■ **SHORT TASK**:
For each line that holds "bluetooth", copy the line out.

■ **MATERIAL PROVIDED**:
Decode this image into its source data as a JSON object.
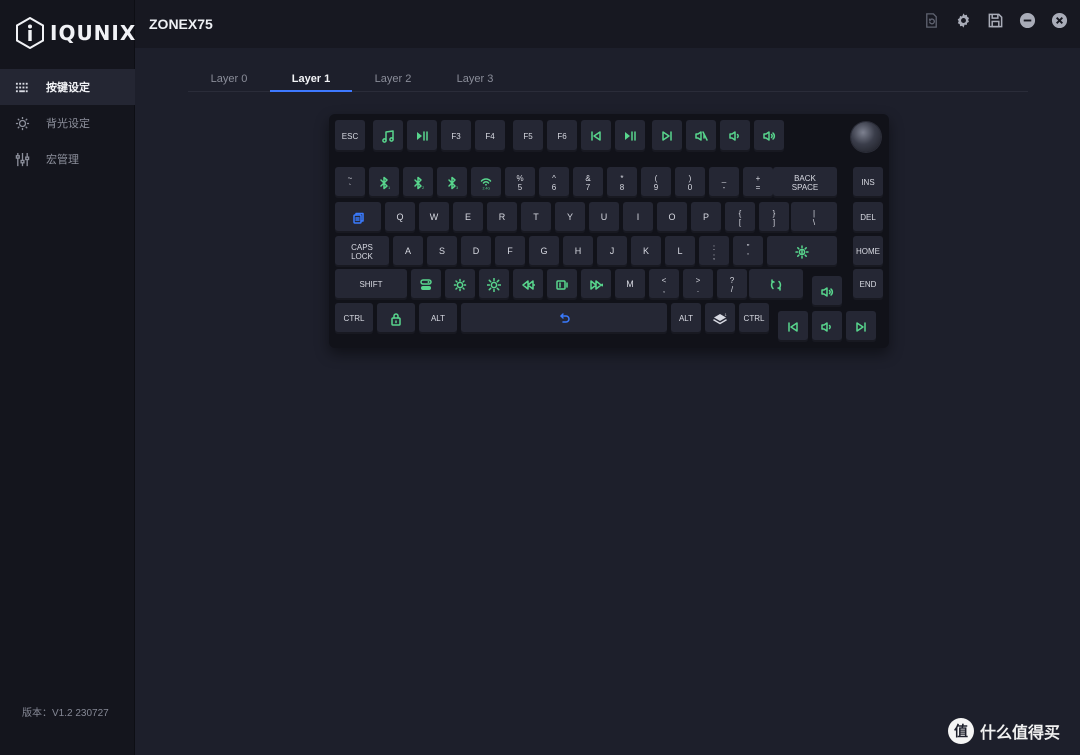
{
  "app": {
    "brand": "IQUNIX",
    "device": "ZONEX75",
    "version": "版本：V1.2 230727"
  },
  "sidebar": {
    "items": [
      {
        "label": "按键设定",
        "icon": "keyboard-grid-icon",
        "active": true
      },
      {
        "label": "背光设定",
        "icon": "light-gear-icon",
        "active": false
      },
      {
        "label": "宏管理",
        "icon": "sliders-icon",
        "active": false
      }
    ]
  },
  "window_controls": [
    "reset-icon",
    "settings-gear-icon",
    "save-icon",
    "minimize-icon",
    "close-icon"
  ],
  "tabs": [
    {
      "label": "Layer 0",
      "active": false
    },
    {
      "label": "Layer 1",
      "active": true
    },
    {
      "label": "Layer 2",
      "active": false
    },
    {
      "label": "Layer 3",
      "active": false
    }
  ],
  "colors": {
    "accent": "#3d78ff",
    "green_key": "#58d68d",
    "blue_key": "#3a7bff"
  },
  "watermark": {
    "text": "什么值得买",
    "logo": "值"
  },
  "keys": [
    {
      "id": "esc",
      "label": "ESC"
    },
    {
      "id": "f1",
      "icon": "music-note-icon",
      "color": "green"
    },
    {
      "id": "f2",
      "icon": "play-pause-icon",
      "color": "green"
    },
    {
      "id": "f3",
      "label": "F3"
    },
    {
      "id": "f4",
      "label": "F4"
    },
    {
      "id": "f5",
      "label": "F5"
    },
    {
      "id": "f6",
      "label": "F6"
    },
    {
      "id": "f7",
      "icon": "prev-track-icon",
      "color": "green"
    },
    {
      "id": "f8",
      "icon": "play-pause-icon",
      "color": "green"
    },
    {
      "id": "f9",
      "icon": "next-track-icon",
      "color": "green"
    },
    {
      "id": "f10",
      "icon": "mute-icon",
      "color": "green"
    },
    {
      "id": "f11",
      "icon": "volume-down-icon",
      "color": "green"
    },
    {
      "id": "f12",
      "icon": "volume-up-icon",
      "color": "green"
    },
    {
      "id": "grave",
      "label": "~\n`"
    },
    {
      "id": "n1",
      "icon": "bluetooth-1-icon",
      "color": "green"
    },
    {
      "id": "n2",
      "icon": "bluetooth-2-icon",
      "color": "green"
    },
    {
      "id": "n3",
      "icon": "bluetooth-3-icon",
      "color": "green"
    },
    {
      "id": "n4",
      "icon": "wireless-24g-icon",
      "color": "green"
    },
    {
      "id": "n5",
      "label": "%\n5"
    },
    {
      "id": "n6",
      "label": "^\n6"
    },
    {
      "id": "n7",
      "label": "&\n7"
    },
    {
      "id": "n8",
      "label": "*\n8"
    },
    {
      "id": "n9",
      "label": "(\n9"
    },
    {
      "id": "n0",
      "label": ")\n0"
    },
    {
      "id": "minus",
      "label": "_\n-"
    },
    {
      "id": "equal",
      "label": "+\n="
    },
    {
      "id": "backspace",
      "label": "BACK\nSPACE"
    },
    {
      "id": "ins",
      "label": "INS"
    },
    {
      "id": "tab",
      "icon": "windows-lock-icon",
      "color": "blue"
    },
    {
      "id": "q",
      "label": "Q"
    },
    {
      "id": "w",
      "label": "W"
    },
    {
      "id": "e",
      "label": "E"
    },
    {
      "id": "r",
      "label": "R"
    },
    {
      "id": "t",
      "label": "T"
    },
    {
      "id": "y",
      "label": "Y"
    },
    {
      "id": "u",
      "label": "U"
    },
    {
      "id": "i",
      "label": "I"
    },
    {
      "id": "o",
      "label": "O"
    },
    {
      "id": "p",
      "label": "P"
    },
    {
      "id": "lbracket",
      "label": "{\n["
    },
    {
      "id": "rbracket",
      "label": "}\n]"
    },
    {
      "id": "backslash",
      "label": "|\n\\"
    },
    {
      "id": "del",
      "label": "DEL"
    },
    {
      "id": "caps",
      "label": "CAPS\nLOCK"
    },
    {
      "id": "a",
      "label": "A"
    },
    {
      "id": "s",
      "label": "S"
    },
    {
      "id": "d",
      "label": "D"
    },
    {
      "id": "f",
      "label": "F"
    },
    {
      "id": "g",
      "label": "G"
    },
    {
      "id": "h",
      "label": "H"
    },
    {
      "id": "j",
      "label": "J"
    },
    {
      "id": "k",
      "label": "K"
    },
    {
      "id": "l",
      "label": "L"
    },
    {
      "id": "semicolon",
      "label": ":\n;"
    },
    {
      "id": "quote",
      "label": "\"\n'"
    },
    {
      "id": "enter",
      "icon": "light-effect-icon",
      "color": "green"
    },
    {
      "id": "home",
      "label": "HOME"
    },
    {
      "id": "lshift",
      "label": "SHIFT"
    },
    {
      "id": "z",
      "icon": "toggle-switch-icon",
      "color": "green"
    },
    {
      "id": "x",
      "icon": "brightness-down-icon",
      "color": "green"
    },
    {
      "id": "c",
      "icon": "brightness-up-icon",
      "color": "green"
    },
    {
      "id": "v",
      "icon": "speed-down-icon",
      "color": "green"
    },
    {
      "id": "b",
      "icon": "backlight-mode-icon",
      "color": "green"
    },
    {
      "id": "n",
      "icon": "speed-up-icon",
      "color": "green"
    },
    {
      "id": "m",
      "label": "M"
    },
    {
      "id": "comma",
      "label": "<\n,"
    },
    {
      "id": "period",
      "label": ">\n."
    },
    {
      "id": "slash",
      "label": "?\n/"
    },
    {
      "id": "rshift",
      "icon": "cycle-icon",
      "color": "green"
    },
    {
      "id": "up",
      "icon": "volume-up-icon",
      "color": "green"
    },
    {
      "id": "end",
      "label": "END"
    },
    {
      "id": "lctrl",
      "label": "CTRL"
    },
    {
      "id": "lwin",
      "icon": "lock-icon",
      "color": "green"
    },
    {
      "id": "lalt",
      "label": "ALT"
    },
    {
      "id": "space",
      "icon": "undo-icon",
      "color": "blue"
    },
    {
      "id": "ralt",
      "label": "ALT"
    },
    {
      "id": "fn",
      "icon": "layer-1-icon",
      "color": "white"
    },
    {
      "id": "rctrl",
      "label": "CTRL"
    },
    {
      "id": "left",
      "icon": "prev-track-icon",
      "color": "green"
    },
    {
      "id": "down",
      "icon": "volume-down-icon",
      "color": "green"
    },
    {
      "id": "right",
      "icon": "next-track-icon",
      "color": "green"
    }
  ]
}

■ **WRITTEN RESPONSE**:
      "icon": "bluetooth-1-icon",
      "icon": "bluetooth-2-icon",
      "icon": "bluetooth-3-icon",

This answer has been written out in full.